→ **WHAT TO DO**: Repeat all entries exactly.

═════ SUPPLIED RECORDS ═════

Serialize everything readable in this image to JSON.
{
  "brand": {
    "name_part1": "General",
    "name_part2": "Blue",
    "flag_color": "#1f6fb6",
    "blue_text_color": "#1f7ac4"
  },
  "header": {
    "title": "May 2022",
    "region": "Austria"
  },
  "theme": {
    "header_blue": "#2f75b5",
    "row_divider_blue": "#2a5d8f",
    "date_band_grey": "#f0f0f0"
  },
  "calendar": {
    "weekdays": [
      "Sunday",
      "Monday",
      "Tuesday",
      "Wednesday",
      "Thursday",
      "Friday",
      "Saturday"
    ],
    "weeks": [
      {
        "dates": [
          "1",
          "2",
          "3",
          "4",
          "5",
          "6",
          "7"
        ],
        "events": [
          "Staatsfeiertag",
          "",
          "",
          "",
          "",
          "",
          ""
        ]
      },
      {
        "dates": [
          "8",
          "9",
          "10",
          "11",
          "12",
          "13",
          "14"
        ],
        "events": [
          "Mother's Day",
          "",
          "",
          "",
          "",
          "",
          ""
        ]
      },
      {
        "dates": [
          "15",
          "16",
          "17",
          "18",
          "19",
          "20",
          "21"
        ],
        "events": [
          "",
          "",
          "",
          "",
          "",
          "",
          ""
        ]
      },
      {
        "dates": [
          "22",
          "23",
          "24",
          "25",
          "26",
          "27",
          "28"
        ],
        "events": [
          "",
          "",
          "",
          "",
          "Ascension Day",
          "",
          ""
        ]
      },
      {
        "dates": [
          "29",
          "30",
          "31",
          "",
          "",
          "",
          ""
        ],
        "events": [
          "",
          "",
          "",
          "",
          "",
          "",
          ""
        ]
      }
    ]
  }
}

═════

→ **EXERCISE ANSWER**:
Serialize everything readable in this image to JSON.
{
  "brand": {
    "name_part1": "General",
    "name_part2": "Blue",
    "flag_color": "#1f6fb6",
    "blue_text_color": "#1f7ac4"
  },
  "header": {
    "title": "May 2022",
    "region": "Austria"
  },
  "theme": {
    "header_blue": "#2f75b5",
    "row_divider_blue": "#2a5d8f",
    "date_band_grey": "#f0f0f0"
  },
  "calendar": {
    "weekdays": [
      "Sunday",
      "Monday",
      "Tuesday",
      "Wednesday",
      "Thursday",
      "Friday",
      "Saturday"
    ],
    "weeks": [
      {
        "dates": [
          "1",
          "2",
          "3",
          "4",
          "5",
          "6",
          "7"
        ],
        "events": [
          "Staatsfeiertag",
          "",
          "",
          "",
          "",
          "",
          ""
        ]
      },
      {
        "dates": [
          "8",
          "9",
          "10",
          "11",
          "12",
          "13",
          "14"
        ],
        "events": [
          "Mother's Day",
          "",
          "",
          "",
          "",
          "",
          ""
        ]
      },
      {
        "dates": [
          "15",
          "16",
          "17",
          "18",
          "19",
          "20",
          "21"
        ],
        "events": [
          "",
          "",
          "",
          "",
          "",
          "",
          ""
        ]
      },
      {
        "dates": [
          "22",
          "23",
          "24",
          "25",
          "26",
          "27",
          "28"
        ],
        "events": [
          "",
          "",
          "",
          "",
          "Ascension Day",
          "",
          ""
        ]
      },
      {
        "dates": [
          "29",
          "30",
          "31",
          "",
          "",
          "",
          ""
        ],
        "events": [
          "",
          "",
          "",
          "",
          "",
          "",
          ""
        ]
      }
    ]
  }
}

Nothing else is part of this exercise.